■ **Stated exercise**:
Scan the data below and pick out the lines containing the word "label".

* Begin Excerpted data *

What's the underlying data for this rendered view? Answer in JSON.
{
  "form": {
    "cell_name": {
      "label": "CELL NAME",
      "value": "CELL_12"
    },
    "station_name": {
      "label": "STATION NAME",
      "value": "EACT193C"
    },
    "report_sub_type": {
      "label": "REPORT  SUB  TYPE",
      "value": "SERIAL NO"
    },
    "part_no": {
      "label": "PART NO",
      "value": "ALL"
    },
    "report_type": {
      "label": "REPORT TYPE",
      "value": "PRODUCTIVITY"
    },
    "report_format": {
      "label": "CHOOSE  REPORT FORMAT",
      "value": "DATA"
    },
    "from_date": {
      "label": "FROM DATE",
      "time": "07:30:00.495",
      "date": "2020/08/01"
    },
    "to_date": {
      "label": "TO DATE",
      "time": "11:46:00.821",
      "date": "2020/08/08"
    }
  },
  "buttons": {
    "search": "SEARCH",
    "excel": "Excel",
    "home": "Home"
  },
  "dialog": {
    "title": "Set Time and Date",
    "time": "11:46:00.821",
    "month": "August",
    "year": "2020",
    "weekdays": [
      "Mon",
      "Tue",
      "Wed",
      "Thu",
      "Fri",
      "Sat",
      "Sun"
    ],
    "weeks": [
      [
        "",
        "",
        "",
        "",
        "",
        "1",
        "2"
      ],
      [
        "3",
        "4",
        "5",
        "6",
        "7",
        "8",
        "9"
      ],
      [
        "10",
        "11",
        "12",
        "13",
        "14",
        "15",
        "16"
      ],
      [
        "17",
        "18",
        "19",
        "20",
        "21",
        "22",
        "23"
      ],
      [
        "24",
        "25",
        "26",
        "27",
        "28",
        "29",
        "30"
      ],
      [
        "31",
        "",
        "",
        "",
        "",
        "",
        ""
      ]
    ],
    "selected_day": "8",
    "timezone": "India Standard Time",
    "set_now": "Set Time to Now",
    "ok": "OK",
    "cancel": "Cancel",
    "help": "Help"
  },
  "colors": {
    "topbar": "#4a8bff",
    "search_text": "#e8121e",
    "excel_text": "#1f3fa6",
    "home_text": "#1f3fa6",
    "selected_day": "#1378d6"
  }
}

* End Excerpted data *

■ **Solution to this problem**:
      "label": "CELL NAME",
      "label": "STATION NAME",
      "label": "REPORT  SUB  TYPE",
      "label": "PART NO",
      "label": "REPORT TYPE",
      "label": "CHOOSE  REPORT FORMAT",
      "label": "FROM DATE",
      "label": "TO DATE",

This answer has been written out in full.